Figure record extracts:
:::

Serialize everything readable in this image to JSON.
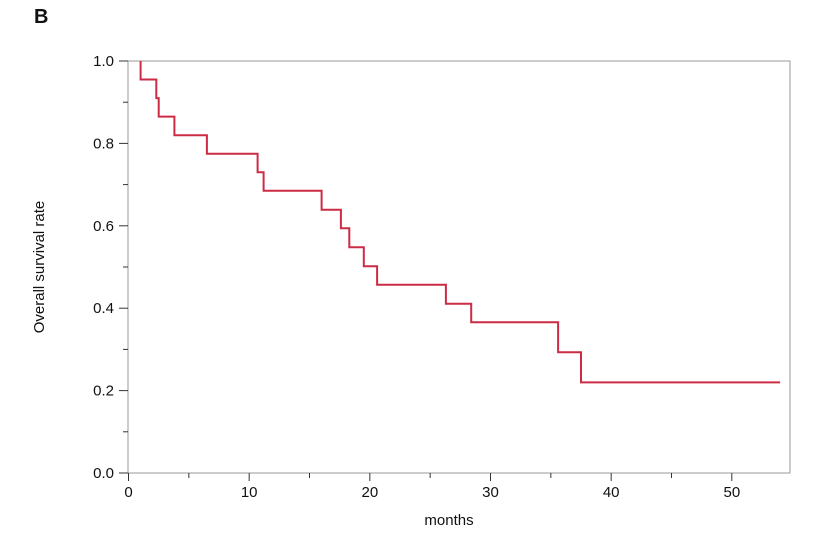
{
  "panel_label": "B",
  "chart_data": {
    "type": "line",
    "step": true,
    "xlabel": "months",
    "ylabel": "Overall survival rate",
    "xlim": [
      0,
      55
    ],
    "ylim": [
      0.0,
      1.0
    ],
    "x_ticks": [
      0,
      10,
      20,
      30,
      40,
      50
    ],
    "x_tick_labels": [
      "0",
      "10",
      "20",
      "30",
      "40",
      "50"
    ],
    "x_minor_ticks": [
      5,
      15,
      25,
      35,
      45
    ],
    "y_ticks": [
      0.0,
      0.2,
      0.4,
      0.6,
      0.8,
      1.0
    ],
    "y_tick_labels": [
      "0.0",
      "0.2",
      "0.4",
      "0.6",
      "0.8",
      "1.0"
    ],
    "y_minor_ticks": [
      0.1,
      0.3,
      0.5,
      0.7,
      0.9
    ],
    "grid": false,
    "color": "#cc2b45",
    "series": [
      {
        "x": [
          1.0,
          1.0,
          2.3,
          2.3,
          2.5,
          2.5,
          3.8,
          3.8,
          6.5,
          6.5,
          10.7,
          10.7,
          11.2,
          11.2,
          16.0,
          16.0,
          17.6,
          17.6,
          18.3,
          18.3,
          19.5,
          19.5,
          20.6,
          20.6,
          26.3,
          26.3,
          28.4,
          28.4,
          35.6,
          35.6,
          37.5,
          37.5,
          54.0
        ],
        "y": [
          1.0,
          0.955,
          0.955,
          0.91,
          0.91,
          0.865,
          0.865,
          0.82,
          0.82,
          0.775,
          0.775,
          0.73,
          0.73,
          0.685,
          0.685,
          0.639,
          0.639,
          0.594,
          0.594,
          0.548,
          0.548,
          0.502,
          0.502,
          0.457,
          0.457,
          0.411,
          0.411,
          0.366,
          0.366,
          0.293,
          0.293,
          0.22,
          0.22
        ]
      }
    ]
  }
}
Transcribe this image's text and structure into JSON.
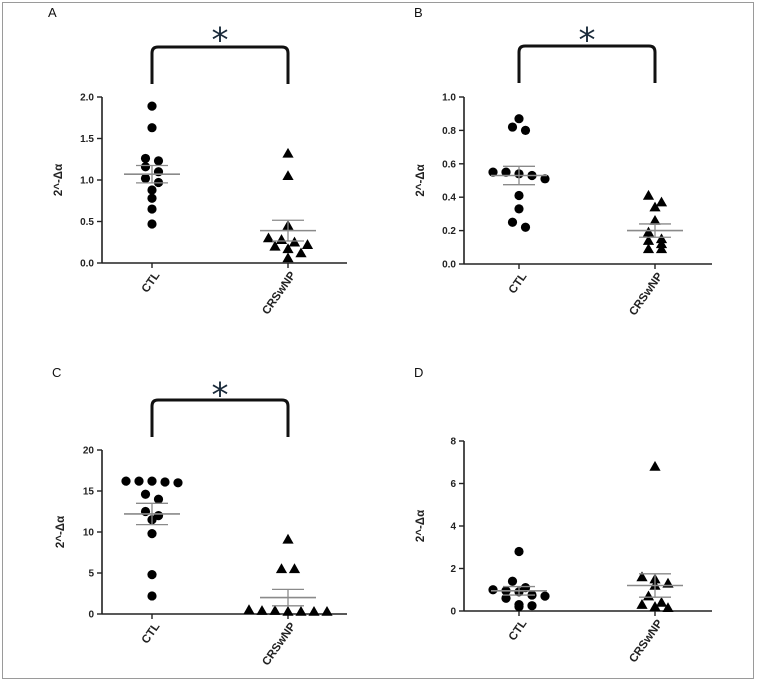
{
  "chart_data": [
    {
      "panel": "A",
      "type": "scatter",
      "ylabel": "2^-Δα",
      "ylim": [
        0,
        2.0
      ],
      "yticks": [
        "0.0",
        "0.5",
        "1.0",
        "1.5",
        "2.0"
      ],
      "categories": [
        "CTL",
        "CRSwNP"
      ],
      "significance": "*",
      "groups": [
        {
          "name": "CTL",
          "marker": "circle",
          "mean": 1.07,
          "sem": 0.105,
          "values": [
            1.89,
            1.63,
            1.26,
            1.23,
            1.16,
            1.1,
            1.02,
            0.97,
            0.88,
            0.78,
            0.65,
            0.47
          ]
        },
        {
          "name": "CRSwNP",
          "marker": "triangle",
          "mean": 0.39,
          "sem": 0.125,
          "values": [
            1.32,
            1.05,
            0.45,
            0.3,
            0.28,
            0.25,
            0.22,
            0.2,
            0.17,
            0.12,
            0.06
          ]
        }
      ]
    },
    {
      "panel": "B",
      "type": "scatter",
      "ylabel": "2^-Δα",
      "ylim": [
        0,
        1.0
      ],
      "yticks": [
        "0.0",
        "0.2",
        "0.4",
        "0.6",
        "0.8",
        "1.0"
      ],
      "categories": [
        "CTL",
        "CRSwNP"
      ],
      "significance": "*",
      "groups": [
        {
          "name": "CTL",
          "marker": "circle",
          "mean": 0.53,
          "sem": 0.055,
          "values": [
            0.87,
            0.82,
            0.8,
            0.55,
            0.55,
            0.54,
            0.53,
            0.51,
            0.41,
            0.33,
            0.25,
            0.22
          ]
        },
        {
          "name": "CRSwNP",
          "marker": "triangle",
          "mean": 0.2,
          "sem": 0.04,
          "values": [
            0.41,
            0.37,
            0.34,
            0.26,
            0.19,
            0.15,
            0.14,
            0.12,
            0.09,
            0.09
          ]
        }
      ]
    },
    {
      "panel": "C",
      "type": "scatter",
      "ylabel": "2^-Δα",
      "ylim": [
        0,
        20
      ],
      "yticks": [
        "0",
        "5",
        "10",
        "15",
        "20"
      ],
      "categories": [
        "CTL",
        "CRSwNP"
      ],
      "significance": "*",
      "groups": [
        {
          "name": "CTL",
          "marker": "circle",
          "mean": 12.2,
          "sem": 1.3,
          "values": [
            16.2,
            16.1,
            16.2,
            16.0,
            16.2,
            14.6,
            14.0,
            12.5,
            12.0,
            11.5,
            9.8,
            4.8,
            2.2
          ]
        },
        {
          "name": "CRSwNP",
          "marker": "triangle",
          "mean": 2.0,
          "sem": 1.0,
          "values": [
            9.1,
            5.5,
            5.5,
            0.5,
            0.4,
            0.4,
            0.3,
            0.3,
            0.3,
            0.3
          ]
        }
      ]
    },
    {
      "panel": "D",
      "type": "scatter",
      "ylabel": "2^-Δα",
      "ylim": [
        0,
        8
      ],
      "yticks": [
        "0",
        "2",
        "4",
        "6",
        "8"
      ],
      "categories": [
        "CTL",
        "CRSwNP"
      ],
      "significance": "",
      "groups": [
        {
          "name": "CTL",
          "marker": "circle",
          "mean": 0.95,
          "sem": 0.2,
          "values": [
            2.8,
            1.4,
            1.1,
            1.0,
            0.95,
            0.9,
            0.75,
            0.7,
            0.6,
            0.3,
            0.25,
            0.2
          ]
        },
        {
          "name": "CRSwNP",
          "marker": "triangle",
          "mean": 1.2,
          "sem": 0.55,
          "values": [
            6.8,
            1.6,
            1.5,
            1.3,
            1.2,
            0.7,
            0.4,
            0.3,
            0.2,
            0.15
          ]
        }
      ]
    }
  ]
}
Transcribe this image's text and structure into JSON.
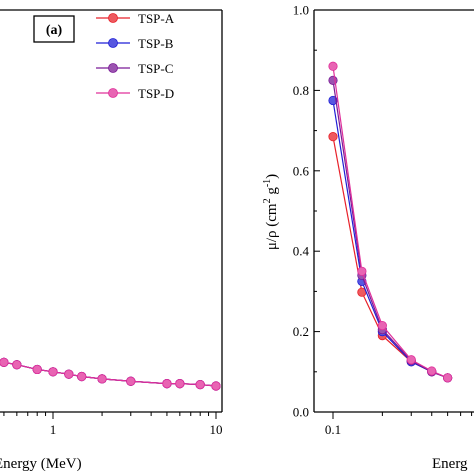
{
  "chart_data": [
    {
      "type": "line",
      "panel_label": "(a)",
      "xlabel": "Energy (MeV)",
      "x_scale": "log",
      "x_ticks": [
        {
          "value": 1,
          "label": "1"
        },
        {
          "value": 10,
          "label": "10"
        }
      ],
      "legend": {
        "position": "top-right"
      },
      "series": [
        {
          "name": "TSP-A",
          "color": "#e8212a",
          "x": [
            0.3,
            0.4,
            0.5,
            0.6,
            0.8,
            1.0,
            1.25,
            1.5,
            2.0,
            3.0,
            5.0,
            6.0,
            8.0,
            10.0
          ],
          "y": [
            0.12,
            0.11,
            0.105,
            0.1,
            0.09,
            0.085,
            0.08,
            0.075,
            0.07,
            0.065,
            0.06,
            0.06,
            0.058,
            0.055
          ]
        },
        {
          "name": "TSP-B",
          "color": "#1f1fd6",
          "x": [
            0.3,
            0.4,
            0.5,
            0.6,
            0.8,
            1.0,
            1.25,
            1.5,
            2.0,
            3.0,
            5.0,
            6.0,
            8.0,
            10.0
          ],
          "y": [
            0.12,
            0.11,
            0.105,
            0.1,
            0.09,
            0.085,
            0.08,
            0.075,
            0.07,
            0.065,
            0.06,
            0.06,
            0.058,
            0.055
          ]
        },
        {
          "name": "TSP-C",
          "color": "#7a1a96",
          "x": [
            0.3,
            0.4,
            0.5,
            0.6,
            0.8,
            1.0,
            1.25,
            1.5,
            2.0,
            3.0,
            5.0,
            6.0,
            8.0,
            10.0
          ],
          "y": [
            0.12,
            0.11,
            0.105,
            0.1,
            0.09,
            0.085,
            0.08,
            0.075,
            0.07,
            0.065,
            0.06,
            0.06,
            0.058,
            0.055
          ]
        },
        {
          "name": "TSP-D",
          "color": "#e0309a",
          "x": [
            0.3,
            0.4,
            0.5,
            0.6,
            0.8,
            1.0,
            1.25,
            1.5,
            2.0,
            3.0,
            5.0,
            6.0,
            8.0,
            10.0
          ],
          "y": [
            0.12,
            0.11,
            0.105,
            0.1,
            0.09,
            0.085,
            0.08,
            0.075,
            0.07,
            0.065,
            0.06,
            0.06,
            0.058,
            0.055
          ]
        }
      ],
      "colors": {
        "TSP-A": "#e8212a",
        "TSP-B": "#1f1fd6",
        "TSP-C": "#7a1a96",
        "TSP-D": "#e0309a"
      }
    },
    {
      "type": "line",
      "xlabel": "Energ",
      "ylabel_main": "μ/ρ (cm",
      "ylabel_sup": "2",
      "ylabel_mid": " g",
      "ylabel_sup2": "-1",
      "ylabel_end": ")",
      "x_scale": "log",
      "x_ticks": [
        {
          "value": 0.1,
          "label": "0.1"
        }
      ],
      "ylim": [
        0.0,
        1.0
      ],
      "y_ticks": [
        {
          "value": 0.0,
          "label": "0.0"
        },
        {
          "value": 0.2,
          "label": "0.2"
        },
        {
          "value": 0.4,
          "label": "0.4"
        },
        {
          "value": 0.6,
          "label": "0.6"
        },
        {
          "value": 0.8,
          "label": "0.8"
        },
        {
          "value": 1.0,
          "label": "1.0"
        }
      ],
      "series": [
        {
          "name": "TSP-A",
          "color": "#e8212a",
          "x": [
            0.1,
            0.15,
            0.2,
            0.3,
            0.4,
            0.5
          ],
          "y": [
            0.685,
            0.298,
            0.19,
            0.125,
            0.1,
            0.085
          ]
        },
        {
          "name": "TSP-B",
          "color": "#1f1fd6",
          "x": [
            0.1,
            0.15,
            0.2,
            0.3,
            0.4,
            0.5
          ],
          "y": [
            0.775,
            0.325,
            0.2,
            0.125,
            0.1,
            0.085
          ]
        },
        {
          "name": "TSP-C",
          "color": "#7a1a96",
          "x": [
            0.1,
            0.15,
            0.2,
            0.3,
            0.4,
            0.5
          ],
          "y": [
            0.825,
            0.34,
            0.205,
            0.128,
            0.1,
            0.085
          ]
        },
        {
          "name": "TSP-D",
          "color": "#e0309a",
          "x": [
            0.1,
            0.15,
            0.2,
            0.3,
            0.4,
            0.5
          ],
          "y": [
            0.86,
            0.35,
            0.215,
            0.13,
            0.102,
            0.085
          ]
        }
      ]
    }
  ]
}
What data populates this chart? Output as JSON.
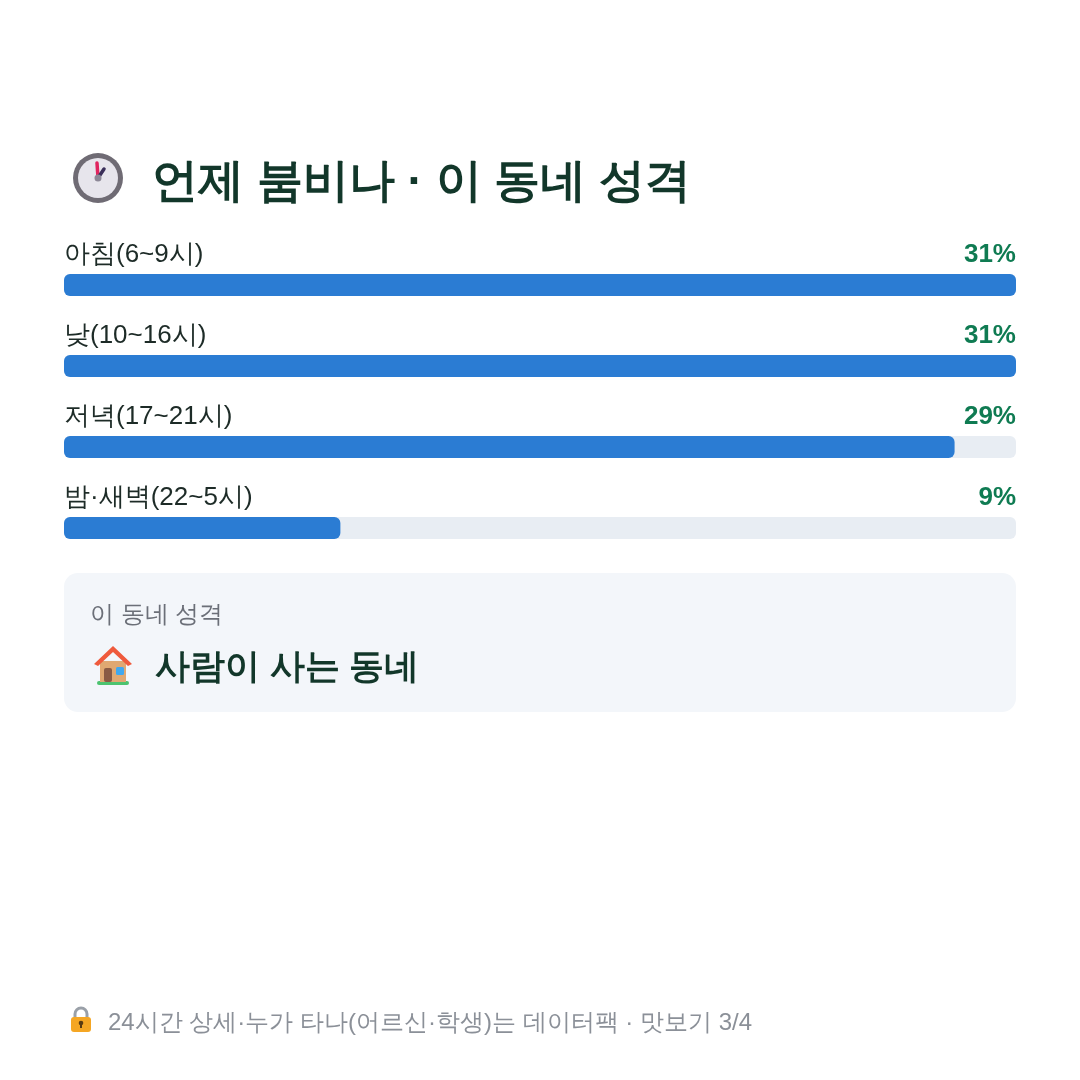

:::

Aim of the exercise >>
In the records above, how many lines contain the word "mean"? Give the number alone.

Answer to this exercise >>
8